Start of Extracted records
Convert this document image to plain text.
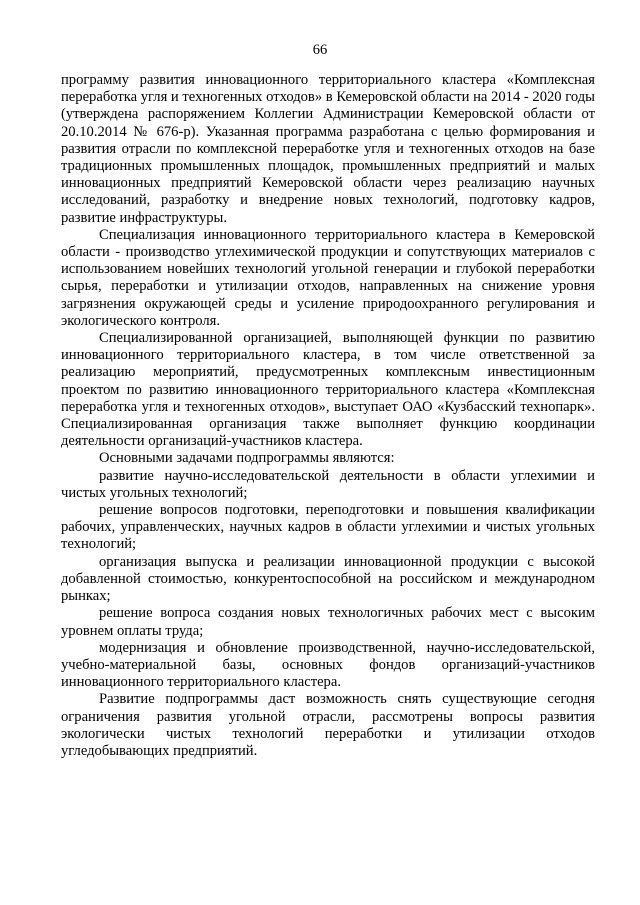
66

программу развития инновационного территориального кластера «Комплексная переработка угля и техногенных отходов» в Кемеровской области на 2014 - 2020 годы (утверждена распоряжением Коллегии Администрации Кемеровской области от 20.10.2014 № 676-р). Указанная программа разработана с целью формирования и развития отрасли по комплексной переработке угля и техногенных отходов на базе традиционных промышленных площадок, промышленных предприятий и малых инновационных предприятий Кемеровской области через реализацию научных исследований, разработку и внедрение новых технологий, подготовку кадров, развитие инфраструктуры.

Специализация инновационного территориального кластера в Кемеровской области - производство углехимической продукции и сопутствующих материалов с использованием новейших технологий угольной генерации и глубокой переработки сырья, переработки и утилизации отходов, направленных на снижение уровня загрязнения окружающей среды и усиление природоохранного регулирования и экологического контроля.

Специализированной организацией, выполняющей функции по развитию инновационного территориального кластера, в том числе ответственной за реализацию мероприятий, предусмотренных комплексным инвестиционным проектом по развитию инновационного территориального кластера «Комплексная переработка угля и техногенных отходов», выступает ОАО «Кузбасский технопарк». Специализированная организация также выполняет функцию координации деятельности организаций-участников кластера.

Основными задачами подпрограммы являются:

развитие научно-исследовательской деятельности в области углехимии и чистых угольных технологий;

решение вопросов подготовки, переподготовки и повышения квалификации рабочих, управленческих, научных кадров в области углехимии и чистых угольных технологий;

организация выпуска и реализации инновационной продукции с высокой добавленной стоимостью, конкурентоспособной на российском и международном рынках;

решение вопроса создания новых технологичных рабочих мест с высоким уровнем оплаты труда;

модернизация и обновление производственной, научно-исследовательской, учебно-материальной базы, основных фондов организаций-участников инновационного территориального кластера.

Развитие подпрограммы даст возможность снять существующие сегодня ограничения развития угольной отрасли, рассмотрены вопросы развития экологически чистых технологий переработки и утилизации отходов угледобывающих предприятий.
End of Extracted records
Exercise instructions ->
Provide solely the number of lines in the data that include the word "чистых".

Solution ->
3